* Start Records to process *

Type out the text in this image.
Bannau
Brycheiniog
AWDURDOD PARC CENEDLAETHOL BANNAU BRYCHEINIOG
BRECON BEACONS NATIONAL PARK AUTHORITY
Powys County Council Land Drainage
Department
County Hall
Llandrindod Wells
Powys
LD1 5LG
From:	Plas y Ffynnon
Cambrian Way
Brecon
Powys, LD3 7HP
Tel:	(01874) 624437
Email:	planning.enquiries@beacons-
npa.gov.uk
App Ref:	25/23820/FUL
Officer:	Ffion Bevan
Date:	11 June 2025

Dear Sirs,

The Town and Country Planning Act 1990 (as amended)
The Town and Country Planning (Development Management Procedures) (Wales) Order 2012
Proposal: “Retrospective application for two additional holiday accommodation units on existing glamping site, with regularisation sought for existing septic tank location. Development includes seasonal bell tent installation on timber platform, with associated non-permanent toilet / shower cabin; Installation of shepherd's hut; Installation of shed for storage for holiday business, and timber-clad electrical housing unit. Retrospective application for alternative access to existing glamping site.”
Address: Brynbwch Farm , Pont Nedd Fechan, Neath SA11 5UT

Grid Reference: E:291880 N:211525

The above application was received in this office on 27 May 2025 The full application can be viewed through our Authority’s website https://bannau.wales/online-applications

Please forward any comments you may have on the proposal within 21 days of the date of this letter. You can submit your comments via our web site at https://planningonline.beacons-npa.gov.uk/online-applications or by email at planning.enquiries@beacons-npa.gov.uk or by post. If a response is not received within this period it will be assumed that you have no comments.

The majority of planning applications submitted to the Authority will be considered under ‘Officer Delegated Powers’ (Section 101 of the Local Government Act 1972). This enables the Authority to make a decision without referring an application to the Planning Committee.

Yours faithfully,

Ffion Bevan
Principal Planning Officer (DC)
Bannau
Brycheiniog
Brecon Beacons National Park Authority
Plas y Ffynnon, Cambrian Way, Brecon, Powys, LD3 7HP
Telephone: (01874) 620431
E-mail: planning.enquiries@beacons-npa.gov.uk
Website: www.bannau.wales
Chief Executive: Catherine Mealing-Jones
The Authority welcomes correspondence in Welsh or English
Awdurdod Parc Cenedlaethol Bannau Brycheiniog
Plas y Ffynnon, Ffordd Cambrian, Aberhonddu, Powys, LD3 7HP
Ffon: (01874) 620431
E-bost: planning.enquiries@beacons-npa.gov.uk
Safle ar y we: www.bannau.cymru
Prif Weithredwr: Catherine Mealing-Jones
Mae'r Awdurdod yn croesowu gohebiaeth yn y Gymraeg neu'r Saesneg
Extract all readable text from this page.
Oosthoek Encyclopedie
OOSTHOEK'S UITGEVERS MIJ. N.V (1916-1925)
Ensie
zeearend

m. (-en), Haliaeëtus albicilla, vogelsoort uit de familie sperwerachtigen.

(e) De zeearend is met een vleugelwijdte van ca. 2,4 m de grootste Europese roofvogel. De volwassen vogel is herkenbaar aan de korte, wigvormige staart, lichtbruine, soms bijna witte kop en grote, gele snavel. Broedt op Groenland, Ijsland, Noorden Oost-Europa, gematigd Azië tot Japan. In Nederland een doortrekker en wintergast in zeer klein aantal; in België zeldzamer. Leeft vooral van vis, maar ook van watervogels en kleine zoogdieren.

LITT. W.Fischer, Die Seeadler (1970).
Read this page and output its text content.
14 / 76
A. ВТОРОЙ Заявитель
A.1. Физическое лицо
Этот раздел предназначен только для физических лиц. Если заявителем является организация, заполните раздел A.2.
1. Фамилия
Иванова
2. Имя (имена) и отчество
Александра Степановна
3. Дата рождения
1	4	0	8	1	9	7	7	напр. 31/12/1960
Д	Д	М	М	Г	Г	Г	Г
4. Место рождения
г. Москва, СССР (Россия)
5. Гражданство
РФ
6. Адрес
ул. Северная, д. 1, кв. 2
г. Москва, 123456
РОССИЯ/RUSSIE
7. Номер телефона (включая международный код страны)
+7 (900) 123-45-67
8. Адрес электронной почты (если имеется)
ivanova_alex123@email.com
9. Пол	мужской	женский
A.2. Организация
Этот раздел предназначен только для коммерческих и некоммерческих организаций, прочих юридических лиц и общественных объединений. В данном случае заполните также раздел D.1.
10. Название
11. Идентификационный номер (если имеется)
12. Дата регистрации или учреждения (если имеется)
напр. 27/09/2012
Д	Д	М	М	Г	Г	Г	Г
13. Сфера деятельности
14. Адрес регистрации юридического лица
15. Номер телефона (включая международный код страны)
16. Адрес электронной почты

* End Records to process *

Whichever lines contain the string "Plas", select and copy them.

From:	Plas y Ffynnon
Plas y Ffynnon, Cambrian Way, Brecon, Powys, LD3 7HP
Plas y Ffynnon, Ffordd Cambrian, Aberhonddu, Powys, LD3 7HP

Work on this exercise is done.